• _Task directions_: Below are the entries; count the lines in them that contain the word "constituye" and give only the number.

※

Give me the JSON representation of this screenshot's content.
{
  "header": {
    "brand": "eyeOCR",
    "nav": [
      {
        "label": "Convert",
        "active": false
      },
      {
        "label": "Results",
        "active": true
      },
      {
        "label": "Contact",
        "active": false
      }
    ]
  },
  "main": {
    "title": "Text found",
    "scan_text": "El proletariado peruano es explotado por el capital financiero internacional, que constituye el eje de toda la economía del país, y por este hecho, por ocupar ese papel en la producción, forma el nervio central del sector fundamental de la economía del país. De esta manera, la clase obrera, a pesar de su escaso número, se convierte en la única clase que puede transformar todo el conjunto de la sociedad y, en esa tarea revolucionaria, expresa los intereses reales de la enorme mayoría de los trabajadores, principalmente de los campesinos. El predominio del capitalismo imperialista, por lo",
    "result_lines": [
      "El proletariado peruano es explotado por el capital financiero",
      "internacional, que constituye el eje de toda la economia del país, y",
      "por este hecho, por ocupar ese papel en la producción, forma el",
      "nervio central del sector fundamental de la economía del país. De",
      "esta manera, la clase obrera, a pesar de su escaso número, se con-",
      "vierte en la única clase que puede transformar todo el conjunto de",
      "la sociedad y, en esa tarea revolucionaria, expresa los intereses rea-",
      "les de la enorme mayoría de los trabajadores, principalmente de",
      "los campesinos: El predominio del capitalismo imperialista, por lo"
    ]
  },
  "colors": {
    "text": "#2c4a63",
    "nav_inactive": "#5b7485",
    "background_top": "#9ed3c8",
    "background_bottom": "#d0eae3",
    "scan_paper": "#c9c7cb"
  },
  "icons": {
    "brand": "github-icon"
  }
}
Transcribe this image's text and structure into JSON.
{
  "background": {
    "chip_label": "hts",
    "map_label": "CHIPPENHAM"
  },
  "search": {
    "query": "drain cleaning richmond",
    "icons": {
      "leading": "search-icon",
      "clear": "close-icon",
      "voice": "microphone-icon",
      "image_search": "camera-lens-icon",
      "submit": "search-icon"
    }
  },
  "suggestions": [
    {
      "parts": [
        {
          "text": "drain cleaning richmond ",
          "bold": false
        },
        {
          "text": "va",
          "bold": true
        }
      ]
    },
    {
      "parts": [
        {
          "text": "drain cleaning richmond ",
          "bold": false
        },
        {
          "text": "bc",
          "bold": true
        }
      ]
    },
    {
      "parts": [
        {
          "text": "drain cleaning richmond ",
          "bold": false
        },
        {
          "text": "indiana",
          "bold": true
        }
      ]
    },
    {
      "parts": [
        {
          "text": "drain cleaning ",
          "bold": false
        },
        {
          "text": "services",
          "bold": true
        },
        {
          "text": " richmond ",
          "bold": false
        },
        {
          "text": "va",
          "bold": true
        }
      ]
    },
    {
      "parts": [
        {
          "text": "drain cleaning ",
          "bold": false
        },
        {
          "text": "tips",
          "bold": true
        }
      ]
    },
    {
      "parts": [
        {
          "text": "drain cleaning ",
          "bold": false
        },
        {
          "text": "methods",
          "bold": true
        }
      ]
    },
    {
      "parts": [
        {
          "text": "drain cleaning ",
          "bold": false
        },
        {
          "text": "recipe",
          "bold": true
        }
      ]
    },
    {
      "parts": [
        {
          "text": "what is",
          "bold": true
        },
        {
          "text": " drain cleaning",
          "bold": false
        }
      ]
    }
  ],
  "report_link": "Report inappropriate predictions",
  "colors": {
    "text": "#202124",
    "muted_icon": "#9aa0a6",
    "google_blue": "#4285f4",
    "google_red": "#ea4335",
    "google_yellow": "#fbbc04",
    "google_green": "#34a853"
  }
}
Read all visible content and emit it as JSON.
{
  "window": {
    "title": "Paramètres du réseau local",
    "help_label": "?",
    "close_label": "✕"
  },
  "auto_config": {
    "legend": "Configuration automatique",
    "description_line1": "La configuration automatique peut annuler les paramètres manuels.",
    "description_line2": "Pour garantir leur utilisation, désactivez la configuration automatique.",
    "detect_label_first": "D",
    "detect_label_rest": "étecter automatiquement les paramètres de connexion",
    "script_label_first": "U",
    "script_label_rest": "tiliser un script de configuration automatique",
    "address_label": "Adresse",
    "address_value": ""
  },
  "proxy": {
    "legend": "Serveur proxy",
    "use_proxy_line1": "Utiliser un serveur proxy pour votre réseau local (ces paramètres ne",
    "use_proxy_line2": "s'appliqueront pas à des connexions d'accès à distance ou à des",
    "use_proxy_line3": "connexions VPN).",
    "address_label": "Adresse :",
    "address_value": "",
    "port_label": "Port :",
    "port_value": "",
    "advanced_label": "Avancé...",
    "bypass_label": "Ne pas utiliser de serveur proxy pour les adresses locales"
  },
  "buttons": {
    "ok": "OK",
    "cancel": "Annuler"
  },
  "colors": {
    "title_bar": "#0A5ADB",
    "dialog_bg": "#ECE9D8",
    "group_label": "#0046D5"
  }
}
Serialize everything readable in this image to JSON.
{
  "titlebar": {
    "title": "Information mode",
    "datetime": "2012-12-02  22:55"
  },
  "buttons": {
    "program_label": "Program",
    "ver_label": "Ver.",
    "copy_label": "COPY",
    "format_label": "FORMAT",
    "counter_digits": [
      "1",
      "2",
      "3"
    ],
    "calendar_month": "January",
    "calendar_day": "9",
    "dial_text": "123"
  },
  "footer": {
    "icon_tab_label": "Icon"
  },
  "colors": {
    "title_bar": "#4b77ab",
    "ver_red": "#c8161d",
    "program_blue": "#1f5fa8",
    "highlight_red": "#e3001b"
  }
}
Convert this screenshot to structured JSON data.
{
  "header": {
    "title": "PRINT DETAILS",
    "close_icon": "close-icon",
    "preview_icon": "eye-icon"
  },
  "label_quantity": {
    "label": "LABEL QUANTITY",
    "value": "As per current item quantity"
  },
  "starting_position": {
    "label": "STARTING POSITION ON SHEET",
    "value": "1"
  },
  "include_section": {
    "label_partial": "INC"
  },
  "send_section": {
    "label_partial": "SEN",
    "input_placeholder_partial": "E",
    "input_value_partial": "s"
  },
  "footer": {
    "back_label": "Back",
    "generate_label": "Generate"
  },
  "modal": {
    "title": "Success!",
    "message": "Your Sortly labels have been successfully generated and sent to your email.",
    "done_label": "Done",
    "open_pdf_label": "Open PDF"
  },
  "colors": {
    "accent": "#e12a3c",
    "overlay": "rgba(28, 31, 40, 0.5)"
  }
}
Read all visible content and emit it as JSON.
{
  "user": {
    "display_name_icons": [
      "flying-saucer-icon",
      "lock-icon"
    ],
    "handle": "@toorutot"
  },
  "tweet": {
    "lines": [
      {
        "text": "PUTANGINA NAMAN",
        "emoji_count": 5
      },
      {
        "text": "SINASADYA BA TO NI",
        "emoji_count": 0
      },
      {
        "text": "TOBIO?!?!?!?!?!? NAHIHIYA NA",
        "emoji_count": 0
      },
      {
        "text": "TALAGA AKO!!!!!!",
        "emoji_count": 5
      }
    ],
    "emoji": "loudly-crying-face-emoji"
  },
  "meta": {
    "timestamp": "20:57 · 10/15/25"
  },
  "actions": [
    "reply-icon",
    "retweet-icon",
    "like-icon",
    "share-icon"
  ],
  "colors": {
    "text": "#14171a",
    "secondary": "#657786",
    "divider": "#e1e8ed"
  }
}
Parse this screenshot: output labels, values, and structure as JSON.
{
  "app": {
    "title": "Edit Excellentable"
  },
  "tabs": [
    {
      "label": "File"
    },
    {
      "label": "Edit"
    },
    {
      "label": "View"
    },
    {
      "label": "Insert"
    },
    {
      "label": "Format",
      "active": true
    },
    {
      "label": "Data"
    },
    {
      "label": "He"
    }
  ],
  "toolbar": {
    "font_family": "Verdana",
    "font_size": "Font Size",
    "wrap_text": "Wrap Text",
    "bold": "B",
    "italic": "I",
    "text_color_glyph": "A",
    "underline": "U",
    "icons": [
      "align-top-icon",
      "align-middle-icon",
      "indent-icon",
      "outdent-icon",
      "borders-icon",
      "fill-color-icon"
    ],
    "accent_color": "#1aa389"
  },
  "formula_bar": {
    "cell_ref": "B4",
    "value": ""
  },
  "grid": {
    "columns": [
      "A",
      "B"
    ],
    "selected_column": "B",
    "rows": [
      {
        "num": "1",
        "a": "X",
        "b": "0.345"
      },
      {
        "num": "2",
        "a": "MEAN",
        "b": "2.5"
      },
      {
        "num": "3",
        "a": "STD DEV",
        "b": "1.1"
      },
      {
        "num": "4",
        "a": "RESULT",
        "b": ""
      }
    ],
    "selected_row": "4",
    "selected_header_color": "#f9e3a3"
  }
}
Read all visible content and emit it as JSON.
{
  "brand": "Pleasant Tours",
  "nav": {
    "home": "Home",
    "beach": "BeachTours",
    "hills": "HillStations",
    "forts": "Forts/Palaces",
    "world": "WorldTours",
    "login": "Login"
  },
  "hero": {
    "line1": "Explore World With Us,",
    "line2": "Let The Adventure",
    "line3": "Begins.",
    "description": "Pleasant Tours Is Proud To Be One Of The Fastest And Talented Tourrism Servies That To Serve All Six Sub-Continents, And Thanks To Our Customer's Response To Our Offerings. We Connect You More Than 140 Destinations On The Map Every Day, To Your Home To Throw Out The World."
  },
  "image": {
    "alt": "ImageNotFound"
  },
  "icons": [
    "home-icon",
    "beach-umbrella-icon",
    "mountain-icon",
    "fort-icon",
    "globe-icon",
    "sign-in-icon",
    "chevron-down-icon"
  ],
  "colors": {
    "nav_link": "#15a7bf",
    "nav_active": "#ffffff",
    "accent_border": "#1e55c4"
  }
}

※

• _Correct response_: 2